- Request A -
From the rows below, pull out the lines starting with the one containing "For every button, label, input, icon, or" and ending after the one containing "557, 1487, 594]", and repeat them unchanged with the pictures left out.

- Excerpted text -
______________________________

Obviously any SSO platform will have to play both of these roles in order to do its job. One point of interest is that SAML doesn’t actually have to be used for both. For instance, Microsoft has an SSO implementation that uses SAML for authentication but OAuth (another open standard that we’ll discuss in more detail later in this article) for authorization.

What is a SAML provider?

In SAML lingo, a provider is an entity—generally, a server or other computer—within a system that helps the user access the services he or she wants, and that produce or consume SAML services. Generally speaking, the actual programs you want to get access to, like SaaS applications or protected file servers, are called service providers, while identity providers make sure the user really is who they claim to be or have the right to access the systems they’re trying to access—it provides authentication or authorization, in other words.

An important thing to keep in mind here is that the SAML standard itself does not define how these providers do their jobs; instead, it establishes what information they need to communicate to one another and how that communication and its flow are structured.

What is a SAML assertion?

A SAML assertion is the XML document by which all the information we’ve been discussing is transmitted from one computer to another. Once an identity provider has determined that you are who you say you are and have the right to access the content or services you’re interested in, it sends a SAML assertion to the server that actually can actually provide those services to you. A SAML assertion may be encrypted for increased security.

For more on all these terms, check out the official SAML glossary from OASIS.

How does SAML authentication work? A SAML flow example

This all might seem kind of abstract, so here’s a high-level example of how a SAML authentication transaction would play out. A graphical illustration is provided in Figure 1. The user agent would in most cases be a web browser.

security assertion markup language saml explainer Tom Scavo (CC BY-SA 3.0)

Figure 1. A SAML authentication sequence

Imagine you’re the user in an environment with single sign-on and you’re trying to get access to some resource on a server. The sequence of events goes like this:

  1. You try to access the resource on the server. The service provider checks to see if you’re already authenticated within the system. If you are, you skip to step 7; if you’re not, the service provider starts the authentication process.
  2. The service provider determines the appropriate identity provider for you and redirects you to that provider—in this case, the single sign-on service.
  3. Your browser sends an authentication request to the SSO service; the service then identifies you.
  4. The SSO service returns an XHTML document, which includes the authentication information needed by the service provider in a SAMLResponse parameter.
  5. The SAMLResponse parameter is passed on to the service provider.
  6. The service provider processes this response and creates a security context for you—basically, it logs you in—and then tells you where your requested resource is.
  7. With this information, you can now request the resource you’re interested in.
  8. The resource is finally returned to you!

______________________________

- Source material -
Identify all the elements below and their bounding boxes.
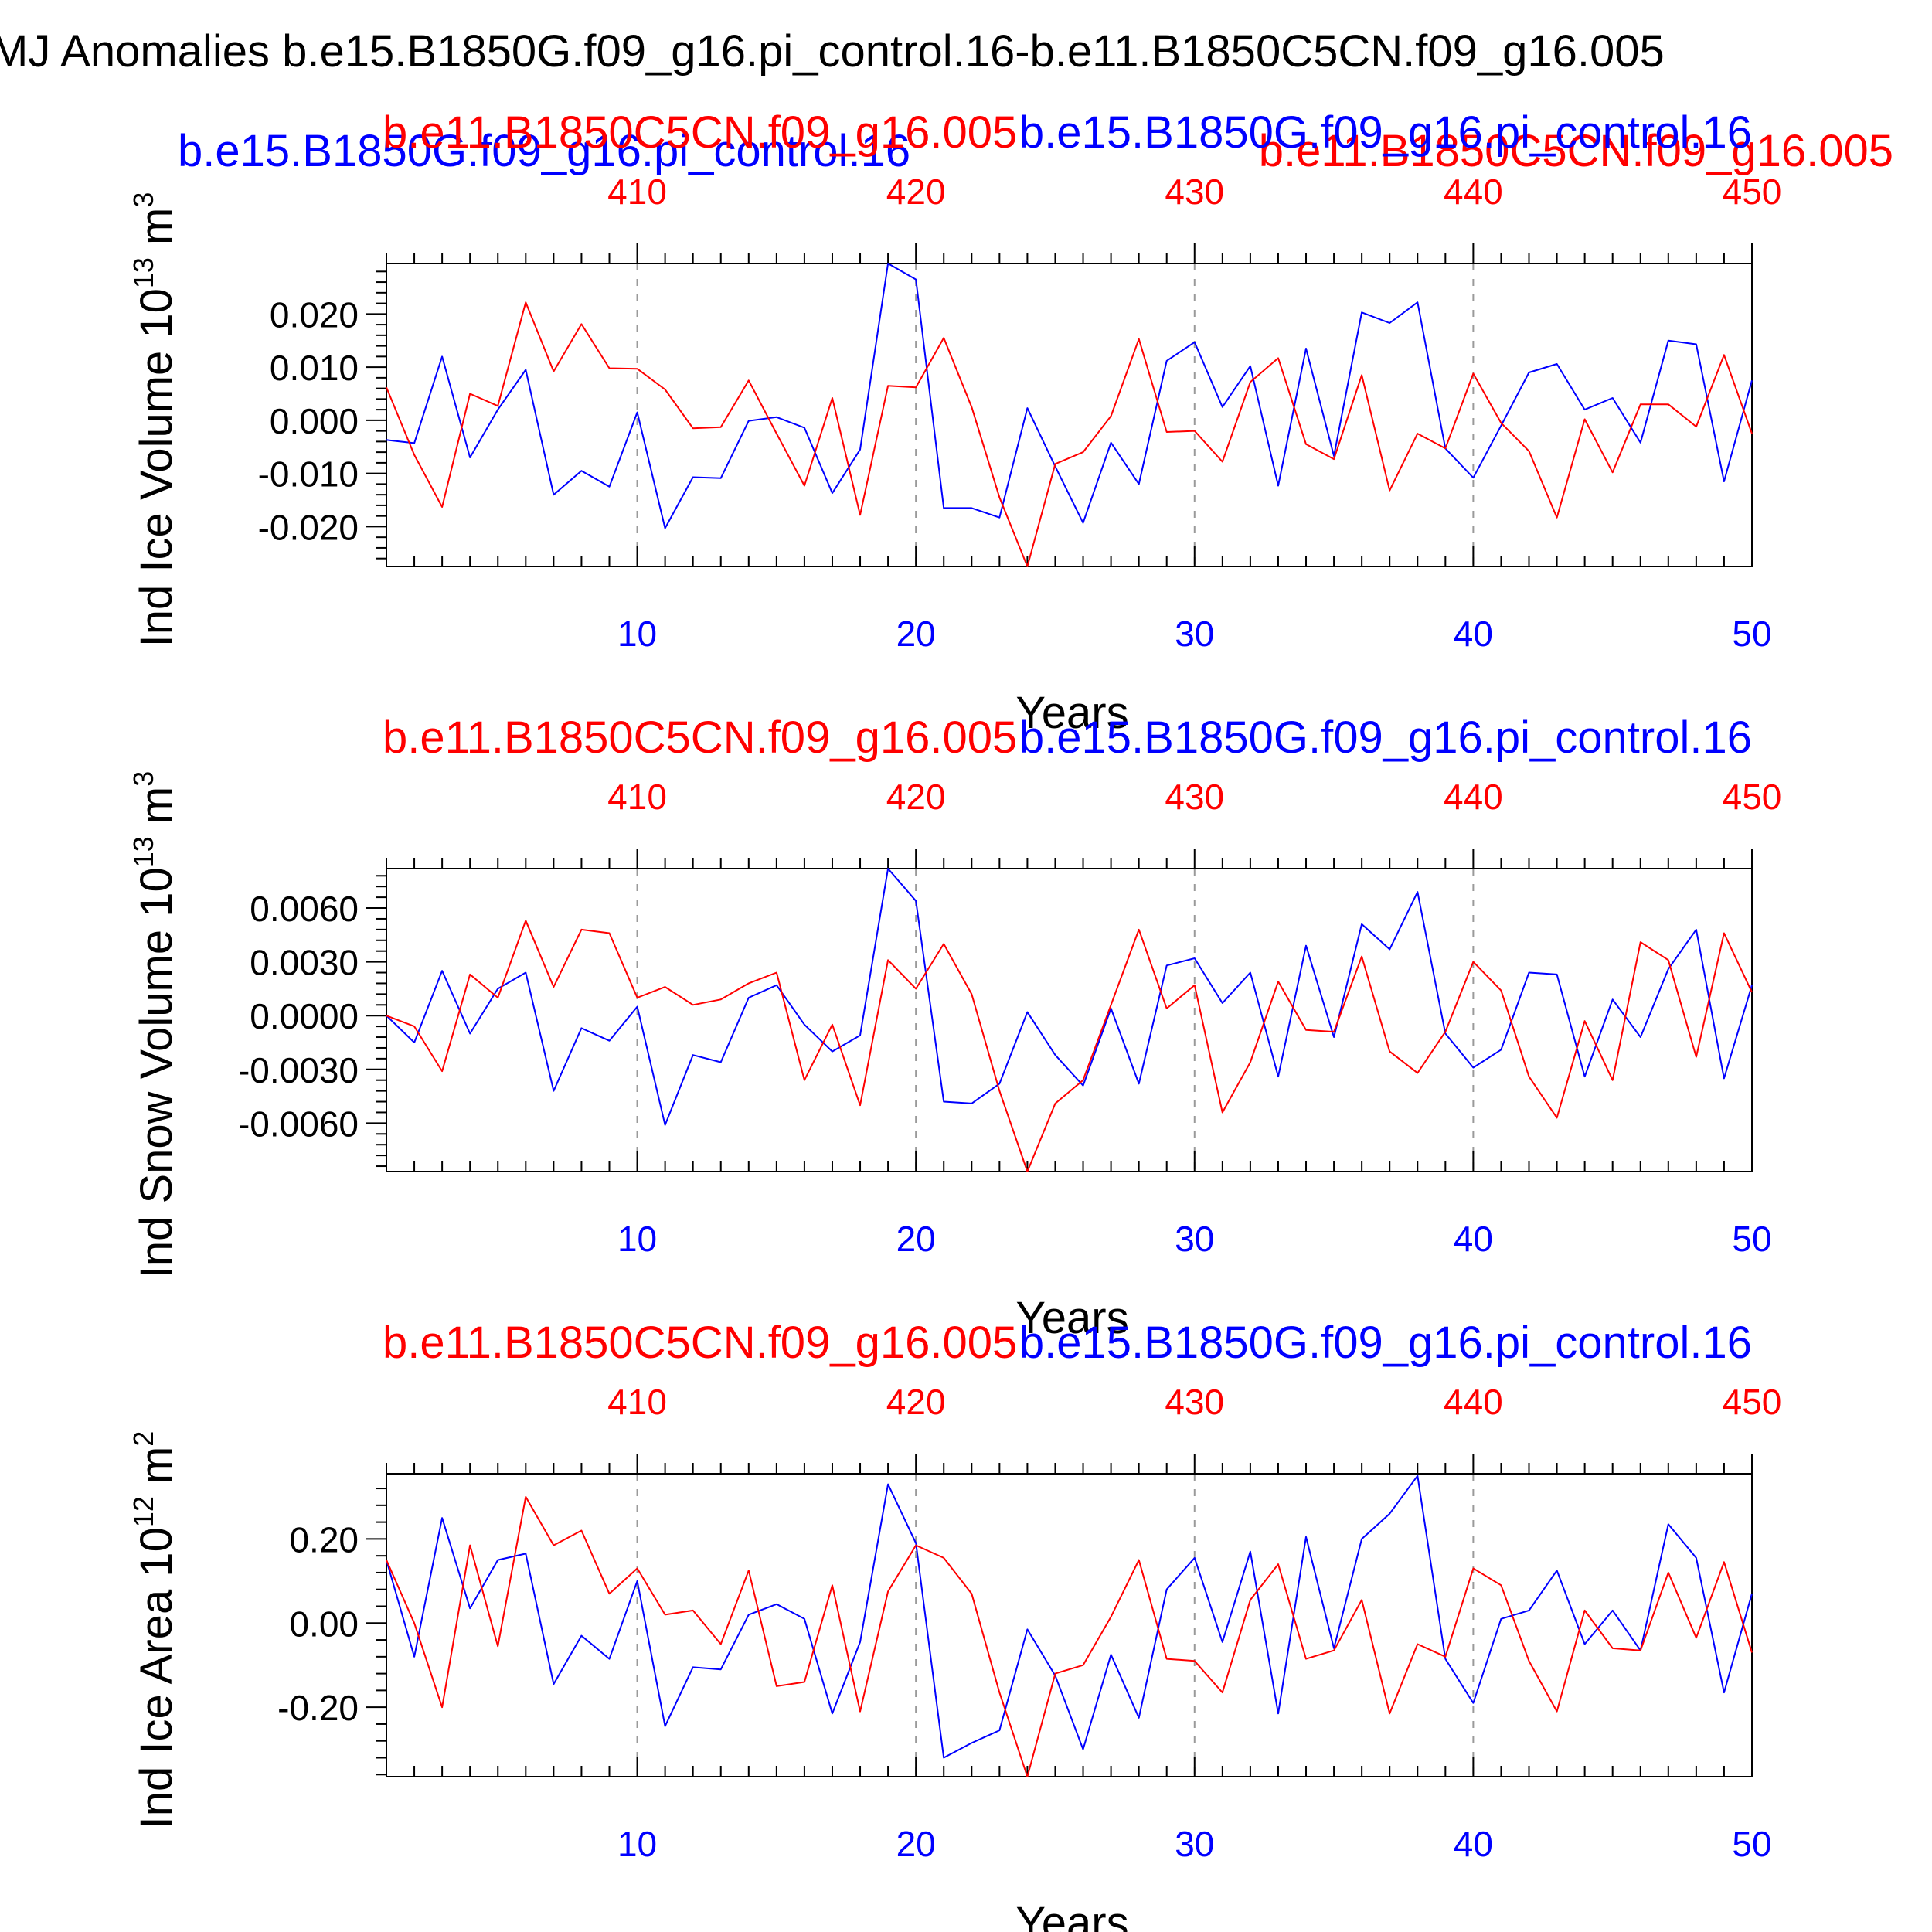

______________________________

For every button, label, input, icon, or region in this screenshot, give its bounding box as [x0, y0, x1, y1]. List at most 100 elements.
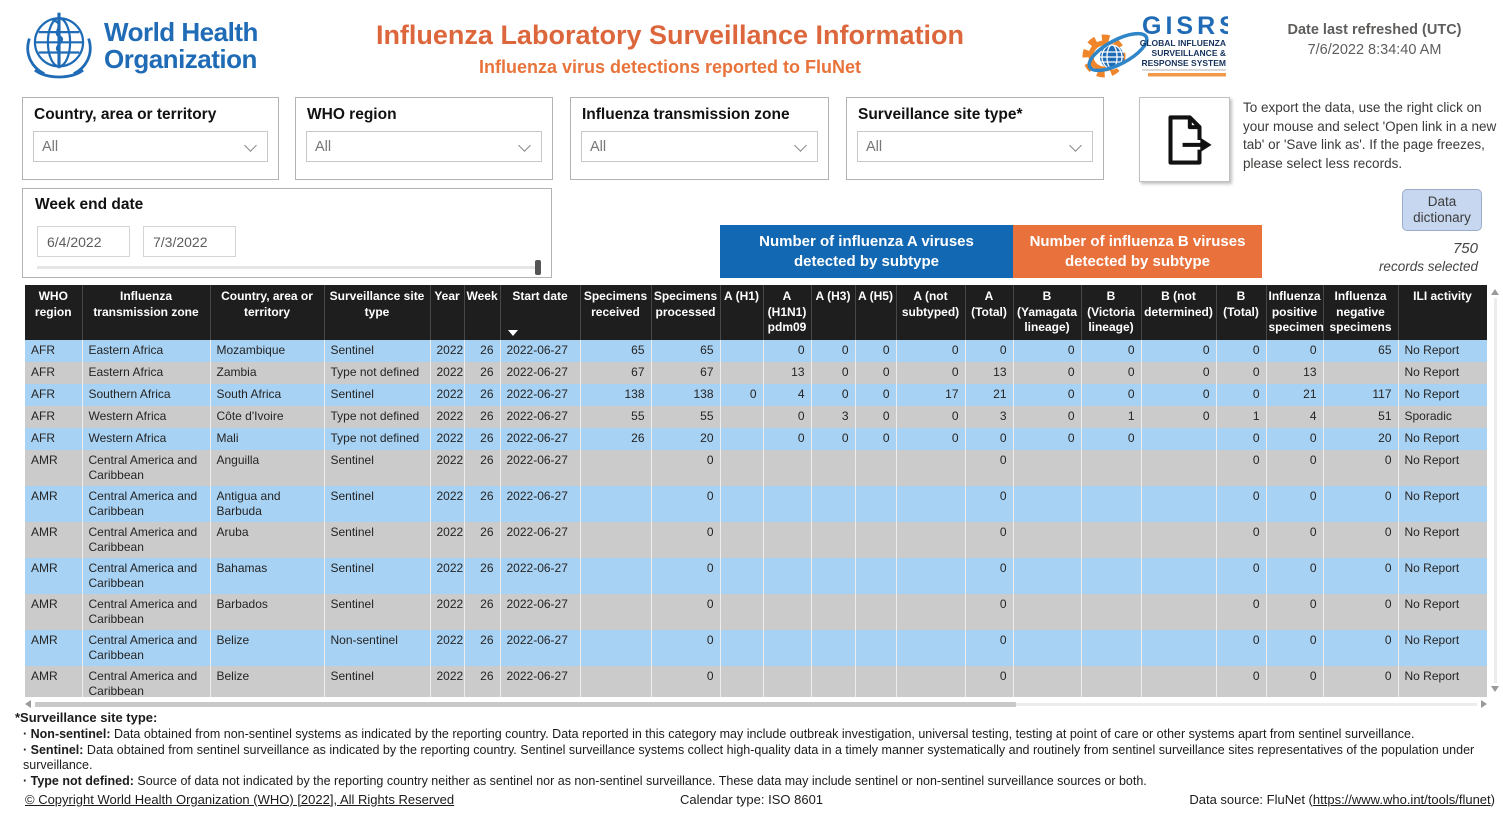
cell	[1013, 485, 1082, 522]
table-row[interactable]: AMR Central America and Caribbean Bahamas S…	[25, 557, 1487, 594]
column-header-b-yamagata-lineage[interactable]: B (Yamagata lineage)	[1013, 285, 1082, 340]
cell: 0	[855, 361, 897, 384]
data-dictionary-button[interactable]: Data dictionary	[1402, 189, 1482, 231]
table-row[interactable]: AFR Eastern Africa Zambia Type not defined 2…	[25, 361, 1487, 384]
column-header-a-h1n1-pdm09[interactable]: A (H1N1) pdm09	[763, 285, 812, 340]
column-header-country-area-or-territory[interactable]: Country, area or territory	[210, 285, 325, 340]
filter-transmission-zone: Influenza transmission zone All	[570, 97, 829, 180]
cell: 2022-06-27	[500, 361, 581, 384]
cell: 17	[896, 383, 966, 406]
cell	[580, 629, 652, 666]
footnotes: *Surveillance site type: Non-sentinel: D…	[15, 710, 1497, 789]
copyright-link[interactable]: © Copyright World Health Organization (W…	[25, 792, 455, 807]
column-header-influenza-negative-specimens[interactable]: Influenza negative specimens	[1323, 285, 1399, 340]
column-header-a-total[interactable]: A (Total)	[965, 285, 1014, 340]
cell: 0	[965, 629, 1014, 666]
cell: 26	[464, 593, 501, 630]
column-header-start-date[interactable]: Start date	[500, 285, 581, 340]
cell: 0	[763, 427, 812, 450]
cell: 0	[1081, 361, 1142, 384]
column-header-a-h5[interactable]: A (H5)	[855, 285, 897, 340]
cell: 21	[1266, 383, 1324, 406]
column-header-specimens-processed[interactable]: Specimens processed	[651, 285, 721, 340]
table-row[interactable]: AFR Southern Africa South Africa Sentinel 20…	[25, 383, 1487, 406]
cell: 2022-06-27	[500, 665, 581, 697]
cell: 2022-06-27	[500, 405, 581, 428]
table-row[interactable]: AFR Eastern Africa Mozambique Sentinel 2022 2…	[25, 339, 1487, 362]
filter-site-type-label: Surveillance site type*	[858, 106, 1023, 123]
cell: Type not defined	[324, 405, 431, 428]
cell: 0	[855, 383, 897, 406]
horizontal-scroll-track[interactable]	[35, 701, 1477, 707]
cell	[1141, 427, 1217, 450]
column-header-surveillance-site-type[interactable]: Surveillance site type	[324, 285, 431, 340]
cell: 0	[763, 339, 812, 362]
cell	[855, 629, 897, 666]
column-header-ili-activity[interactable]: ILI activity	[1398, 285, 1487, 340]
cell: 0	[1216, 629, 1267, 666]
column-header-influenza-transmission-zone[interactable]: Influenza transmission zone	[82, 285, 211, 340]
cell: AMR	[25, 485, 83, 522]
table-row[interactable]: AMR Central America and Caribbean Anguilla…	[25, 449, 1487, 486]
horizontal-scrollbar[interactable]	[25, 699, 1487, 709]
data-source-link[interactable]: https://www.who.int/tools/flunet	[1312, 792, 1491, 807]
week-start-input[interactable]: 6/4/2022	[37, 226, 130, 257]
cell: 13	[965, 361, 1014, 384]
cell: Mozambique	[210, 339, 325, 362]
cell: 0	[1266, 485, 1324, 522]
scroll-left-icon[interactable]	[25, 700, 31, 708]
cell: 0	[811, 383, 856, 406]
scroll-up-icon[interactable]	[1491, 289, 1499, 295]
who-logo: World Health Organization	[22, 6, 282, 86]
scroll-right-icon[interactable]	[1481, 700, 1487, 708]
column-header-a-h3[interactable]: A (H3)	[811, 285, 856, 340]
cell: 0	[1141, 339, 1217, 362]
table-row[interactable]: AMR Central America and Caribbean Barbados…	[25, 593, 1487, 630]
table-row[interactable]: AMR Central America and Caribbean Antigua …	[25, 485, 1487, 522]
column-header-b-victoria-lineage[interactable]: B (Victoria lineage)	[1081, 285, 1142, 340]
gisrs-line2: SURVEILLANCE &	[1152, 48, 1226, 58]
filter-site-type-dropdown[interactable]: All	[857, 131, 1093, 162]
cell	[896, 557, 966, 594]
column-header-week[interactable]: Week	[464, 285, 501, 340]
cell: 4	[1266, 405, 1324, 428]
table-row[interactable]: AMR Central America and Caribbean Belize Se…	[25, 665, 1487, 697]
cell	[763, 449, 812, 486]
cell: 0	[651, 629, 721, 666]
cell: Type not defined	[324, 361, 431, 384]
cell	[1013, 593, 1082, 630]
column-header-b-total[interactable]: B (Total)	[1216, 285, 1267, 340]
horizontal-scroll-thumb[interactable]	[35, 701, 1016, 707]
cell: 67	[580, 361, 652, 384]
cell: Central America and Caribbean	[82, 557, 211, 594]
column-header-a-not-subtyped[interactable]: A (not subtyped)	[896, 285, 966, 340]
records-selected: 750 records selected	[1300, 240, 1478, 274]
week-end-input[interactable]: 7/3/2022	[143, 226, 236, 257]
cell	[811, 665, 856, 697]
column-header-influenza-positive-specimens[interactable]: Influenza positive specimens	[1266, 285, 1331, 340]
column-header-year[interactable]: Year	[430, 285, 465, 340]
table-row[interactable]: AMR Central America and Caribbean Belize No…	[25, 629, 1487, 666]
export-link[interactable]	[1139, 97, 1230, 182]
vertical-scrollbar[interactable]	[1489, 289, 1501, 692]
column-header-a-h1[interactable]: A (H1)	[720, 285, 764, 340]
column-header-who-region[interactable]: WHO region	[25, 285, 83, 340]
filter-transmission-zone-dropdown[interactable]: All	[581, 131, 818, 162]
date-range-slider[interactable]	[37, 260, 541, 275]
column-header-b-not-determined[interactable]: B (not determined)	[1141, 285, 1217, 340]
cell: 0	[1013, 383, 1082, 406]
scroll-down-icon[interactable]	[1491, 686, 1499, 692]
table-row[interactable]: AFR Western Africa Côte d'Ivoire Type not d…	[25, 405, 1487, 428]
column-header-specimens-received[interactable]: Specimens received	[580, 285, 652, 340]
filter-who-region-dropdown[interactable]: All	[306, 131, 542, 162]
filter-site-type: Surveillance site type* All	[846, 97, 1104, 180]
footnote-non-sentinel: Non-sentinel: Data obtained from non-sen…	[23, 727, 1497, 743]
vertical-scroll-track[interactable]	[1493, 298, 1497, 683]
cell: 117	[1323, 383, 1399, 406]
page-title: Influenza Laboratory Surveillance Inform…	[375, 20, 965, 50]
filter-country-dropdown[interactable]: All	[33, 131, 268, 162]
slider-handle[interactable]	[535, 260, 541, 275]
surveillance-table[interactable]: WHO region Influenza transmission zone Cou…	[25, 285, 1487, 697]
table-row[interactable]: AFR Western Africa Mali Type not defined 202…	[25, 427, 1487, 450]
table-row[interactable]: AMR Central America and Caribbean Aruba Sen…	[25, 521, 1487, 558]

______________________________

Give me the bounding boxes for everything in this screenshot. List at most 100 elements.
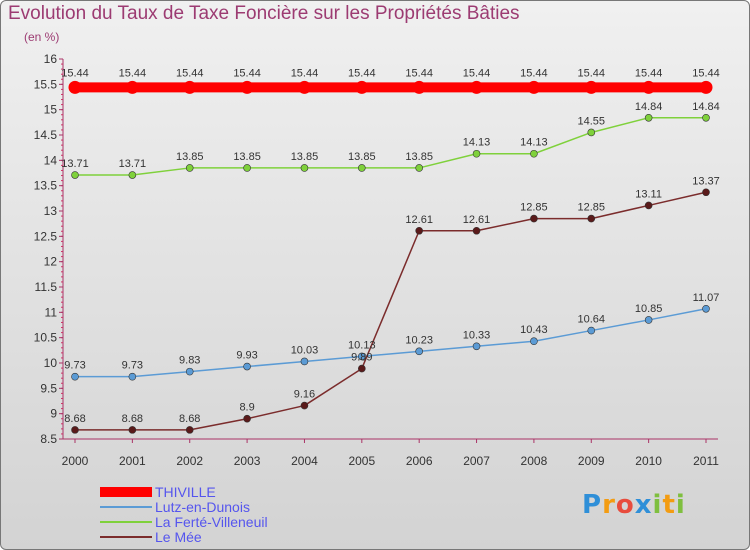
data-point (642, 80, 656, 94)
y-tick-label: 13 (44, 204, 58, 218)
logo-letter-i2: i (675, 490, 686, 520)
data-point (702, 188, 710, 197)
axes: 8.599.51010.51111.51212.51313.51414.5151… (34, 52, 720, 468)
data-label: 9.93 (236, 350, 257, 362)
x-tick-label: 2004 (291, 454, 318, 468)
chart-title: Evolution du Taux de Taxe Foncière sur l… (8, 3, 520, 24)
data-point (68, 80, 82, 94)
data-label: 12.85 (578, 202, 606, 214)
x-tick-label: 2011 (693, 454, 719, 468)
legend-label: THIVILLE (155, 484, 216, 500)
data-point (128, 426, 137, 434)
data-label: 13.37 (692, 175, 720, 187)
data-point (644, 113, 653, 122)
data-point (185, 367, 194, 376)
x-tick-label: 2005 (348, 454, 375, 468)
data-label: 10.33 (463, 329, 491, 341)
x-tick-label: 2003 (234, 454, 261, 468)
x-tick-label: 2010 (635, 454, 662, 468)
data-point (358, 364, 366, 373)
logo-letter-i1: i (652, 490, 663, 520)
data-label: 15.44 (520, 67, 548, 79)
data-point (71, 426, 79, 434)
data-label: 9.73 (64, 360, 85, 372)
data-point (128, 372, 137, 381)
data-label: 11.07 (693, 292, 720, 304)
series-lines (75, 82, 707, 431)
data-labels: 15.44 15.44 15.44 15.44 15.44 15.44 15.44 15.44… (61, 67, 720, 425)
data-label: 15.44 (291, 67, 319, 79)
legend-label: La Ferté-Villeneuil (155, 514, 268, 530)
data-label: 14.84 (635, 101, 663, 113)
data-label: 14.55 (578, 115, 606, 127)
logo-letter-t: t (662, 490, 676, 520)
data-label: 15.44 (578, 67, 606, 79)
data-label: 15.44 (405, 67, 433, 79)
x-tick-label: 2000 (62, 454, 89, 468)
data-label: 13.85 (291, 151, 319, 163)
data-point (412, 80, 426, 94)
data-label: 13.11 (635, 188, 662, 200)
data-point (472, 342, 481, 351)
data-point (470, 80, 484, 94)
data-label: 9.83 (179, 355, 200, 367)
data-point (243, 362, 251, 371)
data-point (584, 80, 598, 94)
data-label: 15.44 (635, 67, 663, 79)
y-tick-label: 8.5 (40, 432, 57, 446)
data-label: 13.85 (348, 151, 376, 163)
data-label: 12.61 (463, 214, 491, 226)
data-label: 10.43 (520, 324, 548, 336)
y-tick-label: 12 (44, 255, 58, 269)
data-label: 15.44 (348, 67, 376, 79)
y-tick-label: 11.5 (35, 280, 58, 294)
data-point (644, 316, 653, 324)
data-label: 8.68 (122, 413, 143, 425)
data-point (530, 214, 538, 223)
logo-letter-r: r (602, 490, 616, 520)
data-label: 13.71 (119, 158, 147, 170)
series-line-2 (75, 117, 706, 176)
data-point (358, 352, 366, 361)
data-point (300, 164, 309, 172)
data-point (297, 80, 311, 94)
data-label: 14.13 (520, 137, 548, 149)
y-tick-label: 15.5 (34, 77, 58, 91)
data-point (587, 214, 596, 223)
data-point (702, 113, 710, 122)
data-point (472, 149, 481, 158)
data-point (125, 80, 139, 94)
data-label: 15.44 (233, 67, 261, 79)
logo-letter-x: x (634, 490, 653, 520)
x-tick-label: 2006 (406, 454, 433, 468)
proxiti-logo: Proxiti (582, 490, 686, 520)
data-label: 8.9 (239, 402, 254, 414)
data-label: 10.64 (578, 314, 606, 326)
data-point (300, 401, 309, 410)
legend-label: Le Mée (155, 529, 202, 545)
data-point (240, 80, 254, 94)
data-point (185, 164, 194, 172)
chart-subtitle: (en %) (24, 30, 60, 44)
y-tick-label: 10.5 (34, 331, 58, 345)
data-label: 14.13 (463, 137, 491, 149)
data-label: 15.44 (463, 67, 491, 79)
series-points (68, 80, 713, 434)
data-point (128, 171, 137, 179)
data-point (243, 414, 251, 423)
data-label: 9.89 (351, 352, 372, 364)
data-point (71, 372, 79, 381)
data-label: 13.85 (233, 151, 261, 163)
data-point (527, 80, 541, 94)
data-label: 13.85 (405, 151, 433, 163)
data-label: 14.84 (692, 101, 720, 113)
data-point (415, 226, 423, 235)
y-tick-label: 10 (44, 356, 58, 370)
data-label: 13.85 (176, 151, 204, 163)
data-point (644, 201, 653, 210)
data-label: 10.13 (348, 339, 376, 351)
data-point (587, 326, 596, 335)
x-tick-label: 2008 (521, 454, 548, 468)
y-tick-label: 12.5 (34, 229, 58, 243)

______________________________

- Request B -
Copy the passage from the SAML explainer that begins at the words "This all might" and stops after the words "the authentication process.".

- Task answer A -
For every button, label, input, icon, or region in this screenshot, give its bounding box as [x0, y0, x1, y1]. List at most 100 elements.
cell	[1013, 485, 1082, 522]
table-row[interactable]: AMR Central America and Caribbean Bahamas S…	[25, 557, 1487, 594]

- Task answer B -
This all might seem kind of abstract, so here’s a high-level example of how a SAML authentication transaction would play out. A graphical illustration is provided in Figure 1. The user agent would in most cases be a web browser.

security assertion markup language saml explainer Tom Scavo (CC BY-SA 3.0)

Figure 1. A SAML authentication sequence

Imagine you’re the user in an environment with single sign-on and you’re trying to get access to some resource on a server. The sequence of events goes like this:

  1. You try to access the resource on the server. The service provider checks to see if you’re already authenticated within the system. If you are, you skip to step 7; if you’re not, the service provider starts the authentication process.